• [PROBLEMS TO SOLVE]
- 1) In the passage about Espanto's finale, quote the stretch from "In the finale, during" through "after Lyca Gairanod.".
- 2) According to the passage about Espanto's finale, which Basil Valdez song did Espanto perform in the power ballad round?
- 3) Carry on the passage about Espanto's finale from where it stops.

In the finale, during the first round which was a power ballad theme, Espanto performed Basil Valdez's song "Ngayon" where he received a standing ovation including from the three coaches. Lea Salonga left a warning to older performers, saying: "To every person Darren idolized, this is a warning to all of you: this kid will outshine you someday". Once again, Geronimo praised him and said that despite his talent, Espanto never showed superiority and instead listened to his coach. On the final round of the competition, Espanto accompanied himself with a piano during his performance of "You Are My Song" while having a duet with the original singer Martin Nievera, where received another standing ovation. At the end of the competition, he once again came in second after Lyca Gairanod.

• [Document layout detection data]
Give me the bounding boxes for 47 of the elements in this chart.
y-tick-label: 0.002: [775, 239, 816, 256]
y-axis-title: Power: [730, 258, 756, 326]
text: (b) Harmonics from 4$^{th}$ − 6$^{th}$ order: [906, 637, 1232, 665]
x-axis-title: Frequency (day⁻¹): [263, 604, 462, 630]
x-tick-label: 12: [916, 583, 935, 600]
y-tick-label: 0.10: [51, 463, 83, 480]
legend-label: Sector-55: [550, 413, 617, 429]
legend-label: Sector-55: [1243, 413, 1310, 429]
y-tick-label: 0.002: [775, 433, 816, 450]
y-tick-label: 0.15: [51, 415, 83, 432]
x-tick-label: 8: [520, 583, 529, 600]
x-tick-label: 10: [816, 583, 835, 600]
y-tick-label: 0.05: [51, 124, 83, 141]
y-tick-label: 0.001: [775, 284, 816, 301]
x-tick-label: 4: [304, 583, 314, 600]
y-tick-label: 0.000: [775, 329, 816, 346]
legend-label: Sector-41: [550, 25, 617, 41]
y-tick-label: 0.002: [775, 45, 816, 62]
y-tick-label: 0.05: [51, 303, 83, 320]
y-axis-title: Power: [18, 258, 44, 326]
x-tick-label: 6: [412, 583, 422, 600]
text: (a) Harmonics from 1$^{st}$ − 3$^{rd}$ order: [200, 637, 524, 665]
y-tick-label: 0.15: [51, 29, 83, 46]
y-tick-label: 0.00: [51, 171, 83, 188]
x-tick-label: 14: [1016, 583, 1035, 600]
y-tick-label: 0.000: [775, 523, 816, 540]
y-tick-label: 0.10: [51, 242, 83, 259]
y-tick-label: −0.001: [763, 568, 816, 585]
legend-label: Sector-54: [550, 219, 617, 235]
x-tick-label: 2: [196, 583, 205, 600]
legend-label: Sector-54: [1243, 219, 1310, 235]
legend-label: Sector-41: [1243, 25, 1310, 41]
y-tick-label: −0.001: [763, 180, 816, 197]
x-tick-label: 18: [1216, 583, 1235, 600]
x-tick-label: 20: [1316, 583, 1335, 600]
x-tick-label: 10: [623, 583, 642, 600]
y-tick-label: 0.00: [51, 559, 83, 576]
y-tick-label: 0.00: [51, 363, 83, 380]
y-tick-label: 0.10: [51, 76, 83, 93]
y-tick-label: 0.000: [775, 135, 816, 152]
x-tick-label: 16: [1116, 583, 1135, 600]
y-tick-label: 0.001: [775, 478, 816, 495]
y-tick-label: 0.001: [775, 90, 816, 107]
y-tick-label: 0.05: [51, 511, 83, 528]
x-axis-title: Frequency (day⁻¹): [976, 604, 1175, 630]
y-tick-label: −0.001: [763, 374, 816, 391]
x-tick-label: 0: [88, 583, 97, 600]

• [TASK RESPONSES]
- 1)
In the finale, during the first round which was a power ballad theme, Espanto performed Basil Valdez's song "Ngayon" where he received a standing ovation including from the three coaches. Lea Salonga left a warning to older performers, saying: "To every person Darren idolized, this is a warning to all of you: this kid will outshine you someday". Once again, Geronimo praised him and said that despite his talent, Espanto never showed superiority and instead listened to his coach. On the final round of the competition, Espanto accompanied himself with a piano during his performance of "You Are My Song" while having a duet with the original singer Martin Nievera, where received another standing ovation. At the end of the competition, he once again came in second after Lyca Gairanod.

- 2) "Ngayon"

- 3)
2014–present: Post The Voice Kids
In 2014, Espanto said that he will not go back to Calgary, Alberta, and that he was staying in the Philippines to try acting and do a project with his coach and mentor, Sarah Geronimo. In August, Espanto became a part of ABS-CBN's training and management center Star Magic. On September 11, Espanto's rendition of Whitney Houston's "One Moment in Time" topped the Philippine charts of Apple's iTunes store, while his rendition of Justin Bieber's "Somebody to Love" placed second. He then staged his first solo concert at the Music Museum; a repeat of the concert was staged on December 19, 2014. On October 25, he made his Carnegie Hall debut as the headliner at the Fourth The Outstanding Filipino Americans in New York Awards, which celebrated Filipino American History Month in New York City. On November 18, his rendition of "O Little Town of Bethlehem" topped the iTunes chart, while his rendition of Jessie J's "Domino" placed second, in which the two were the only local songs to be included on the top 15. And on November 29, Espanto signed a record and management deal with MCA Music Inc. (Philippines). A week after, he and the other three finalists of The Voice Kids (Lyca Gairanod, Juan Karlos Labajo, and Darlene Vibares) held a concert at the Philippine International Convention Center. He also released his first solo album, "Darren", with MCA Music Inc. (Philippines). It debuted at number 1 at the Philippine charts of Apple's iTunes Store upon its release on December 8.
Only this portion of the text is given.